Search the data for the word "color" and copy every line that contains it.

Figure contents as structured data
## Begin

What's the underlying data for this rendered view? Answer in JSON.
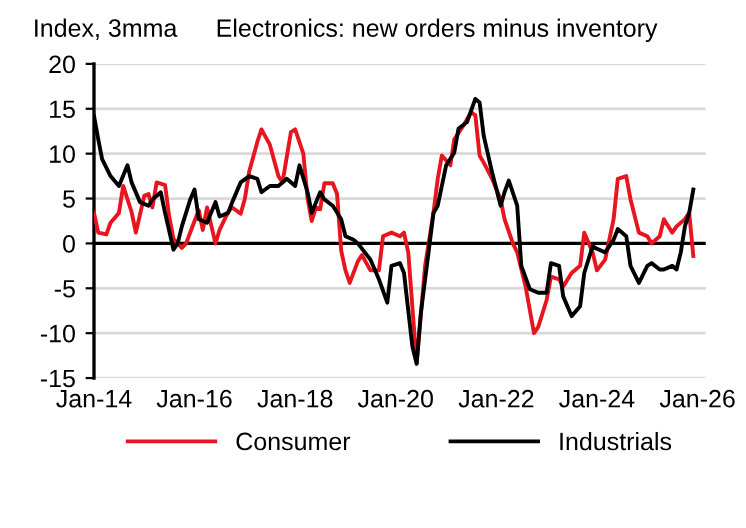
{
  "chart_data": {
    "type": "line",
    "title": "Electronics: new orders minus inventory",
    "ylabel": "Index, 3mma",
    "xlim": [
      "2014-01",
      "2026-03"
    ],
    "xticks": [
      {
        "value": "2014-01",
        "label": "Jan-14"
      },
      {
        "value": "2016-01",
        "label": "Jan-16"
      },
      {
        "value": "2018-01",
        "label": "Jan-18"
      },
      {
        "value": "2020-01",
        "label": "Jan-20"
      },
      {
        "value": "2022-01",
        "label": "Jan-22"
      },
      {
        "value": "2024-01",
        "label": "Jan-24"
      },
      {
        "value": "2026-01",
        "label": "Jan-26"
      }
    ],
    "ylim": [
      -15,
      20
    ],
    "yticks": [
      -15,
      -10,
      -5,
      0,
      5,
      10,
      15,
      20
    ],
    "grid": "y",
    "legend": "bottom",
    "line_style": "solid",
    "ref_lines": [
      {
        "axis": "y",
        "value": 0,
        "color": "#000000"
      }
    ],
    "series": [
      {
        "name": "Consumer",
        "color": "#e8141e",
        "x": [
          "2014-01",
          "2014-02",
          "2014-04",
          "2014-05",
          "2014-07",
          "2014-08",
          "2014-10",
          "2014-11",
          "2015-01",
          "2015-02",
          "2015-03",
          "2015-04",
          "2015-06",
          "2015-07",
          "2015-08",
          "2015-10",
          "2015-11",
          "2016-01",
          "2016-02",
          "2016-03",
          "2016-04",
          "2016-06",
          "2016-07",
          "2016-09",
          "2016-10",
          "2016-12",
          "2017-01",
          "2017-02",
          "2017-04",
          "2017-05",
          "2017-07",
          "2017-09",
          "2017-10",
          "2017-12",
          "2018-01",
          "2018-03",
          "2018-04",
          "2018-05",
          "2018-06",
          "2018-07",
          "2018-08",
          "2018-10",
          "2018-11",
          "2018-12",
          "2019-01",
          "2019-02",
          "2019-04",
          "2019-05",
          "2019-07",
          "2019-09",
          "2019-10",
          "2019-12",
          "2020-02",
          "2020-03",
          "2020-04",
          "2020-06",
          "2020-08",
          "2020-10",
          "2020-11",
          "2020-12",
          "2021-02",
          "2021-03",
          "2021-05",
          "2021-07",
          "2021-08",
          "2021-09",
          "2021-10",
          "2021-12",
          "2022-02",
          "2022-03",
          "2022-05",
          "2022-06",
          "2022-08",
          "2022-10",
          "2022-11",
          "2023-01",
          "2023-02",
          "2023-04",
          "2023-05",
          "2023-07",
          "2023-09",
          "2023-10",
          "2023-12",
          "2024-01",
          "2024-03",
          "2024-05",
          "2024-06",
          "2024-08",
          "2024-09",
          "2024-11",
          "2025-01",
          "2025-02",
          "2025-04",
          "2025-05",
          "2025-07",
          "2025-08",
          "2025-10",
          "2025-11",
          "2025-12"
        ],
        "values": [
          3.4,
          1.2,
          1.0,
          2.3,
          3.4,
          6.4,
          3.5,
          1.2,
          5.3,
          5.5,
          4.0,
          6.8,
          6.5,
          3.0,
          0.5,
          -0.5,
          0.0,
          2.5,
          3.7,
          1.5,
          4.0,
          0.0,
          1.5,
          3.5,
          4.0,
          3.3,
          5.0,
          8.0,
          11.3,
          12.7,
          11.0,
          7.5,
          6.8,
          12.4,
          12.7,
          10.0,
          5.0,
          2.5,
          4.0,
          3.8,
          6.7,
          6.7,
          5.5,
          -0.8,
          -3.0,
          -4.4,
          -2.0,
          -1.3,
          -3.0,
          -3.0,
          0.8,
          1.2,
          0.8,
          1.2,
          -1.0,
          -13.4,
          -2.5,
          3.4,
          7.2,
          9.8,
          8.7,
          11.6,
          13.0,
          14.6,
          14.3,
          9.8,
          9.0,
          7.2,
          4.9,
          2.7,
          0.0,
          -1.0,
          -4.8,
          -10.0,
          -9.3,
          -6.3,
          -3.7,
          -4.0,
          -4.8,
          -3.3,
          -2.5,
          1.2,
          -1.0,
          -3.0,
          -1.8,
          2.7,
          7.2,
          7.5,
          4.9,
          1.2,
          0.8,
          0.0,
          0.8,
          2.7,
          1.2,
          1.9,
          2.7,
          3.4,
          -1.4
        ]
      },
      {
        "name": "Industrials",
        "color": "#000000",
        "x": [
          "2014-01",
          "2014-02",
          "2014-03",
          "2014-05",
          "2014-07",
          "2014-09",
          "2014-10",
          "2014-12",
          "2015-02",
          "2015-03",
          "2015-05",
          "2015-06",
          "2015-08",
          "2015-09",
          "2015-10",
          "2015-12",
          "2016-01",
          "2016-02",
          "2016-04",
          "2016-06",
          "2016-07",
          "2016-09",
          "2016-10",
          "2016-12",
          "2017-02",
          "2017-04",
          "2017-05",
          "2017-07",
          "2017-09",
          "2017-11",
          "2018-01",
          "2018-02",
          "2018-04",
          "2018-05",
          "2018-07",
          "2018-08",
          "2018-10",
          "2018-12",
          "2019-01",
          "2019-03",
          "2019-04",
          "2019-07",
          "2019-09",
          "2019-11",
          "2019-12",
          "2020-02",
          "2020-03",
          "2020-05",
          "2020-06",
          "2020-07",
          "2020-09",
          "2020-10",
          "2020-11",
          "2021-01",
          "2021-03",
          "2021-04",
          "2021-06",
          "2021-08",
          "2021-09",
          "2021-10",
          "2021-12",
          "2022-02",
          "2022-03",
          "2022-04",
          "2022-06",
          "2022-07",
          "2022-09",
          "2022-11",
          "2023-01",
          "2023-02",
          "2023-04",
          "2023-05",
          "2023-07",
          "2023-09",
          "2023-10",
          "2023-12",
          "2024-01",
          "2024-03",
          "2024-05",
          "2024-06",
          "2024-08",
          "2024-09",
          "2024-11",
          "2025-01",
          "2025-02",
          "2025-04",
          "2025-05",
          "2025-07",
          "2025-08",
          "2025-09",
          "2025-10",
          "2025-11",
          "2025-12"
        ],
        "values": [
          14.2,
          11.6,
          9.4,
          7.5,
          6.4,
          8.7,
          6.8,
          4.6,
          4.2,
          4.9,
          5.7,
          3.4,
          -0.7,
          0.0,
          1.9,
          4.9,
          6.0,
          2.7,
          2.3,
          4.6,
          3.0,
          3.4,
          4.6,
          6.8,
          7.5,
          7.2,
          5.7,
          6.4,
          6.4,
          7.2,
          6.4,
          8.7,
          5.7,
          3.4,
          5.7,
          4.9,
          4.2,
          2.7,
          0.8,
          0.4,
          0.0,
          -1.8,
          -4.0,
          -6.6,
          -2.5,
          -2.2,
          -3.3,
          -11.5,
          -13.4,
          -7.8,
          -0.3,
          3.4,
          4.2,
          8.7,
          10.1,
          12.8,
          13.5,
          16.1,
          15.7,
          12.0,
          7.9,
          4.2,
          5.7,
          7.0,
          4.2,
          -2.5,
          -5.1,
          -5.5,
          -5.5,
          -2.2,
          -2.5,
          -5.9,
          -8.1,
          -7.0,
          -3.3,
          -0.3,
          -0.6,
          -1.0,
          0.4,
          1.6,
          0.8,
          -2.5,
          -4.4,
          -2.5,
          -2.2,
          -2.9,
          -2.9,
          -2.5,
          -2.9,
          -1.0,
          1.9,
          3.4,
          6.0
        ]
      }
    ]
  }
}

## End

◆ Task solution:
        "color": "#000000"
        "color": "#e8141e",
        "color": "#000000",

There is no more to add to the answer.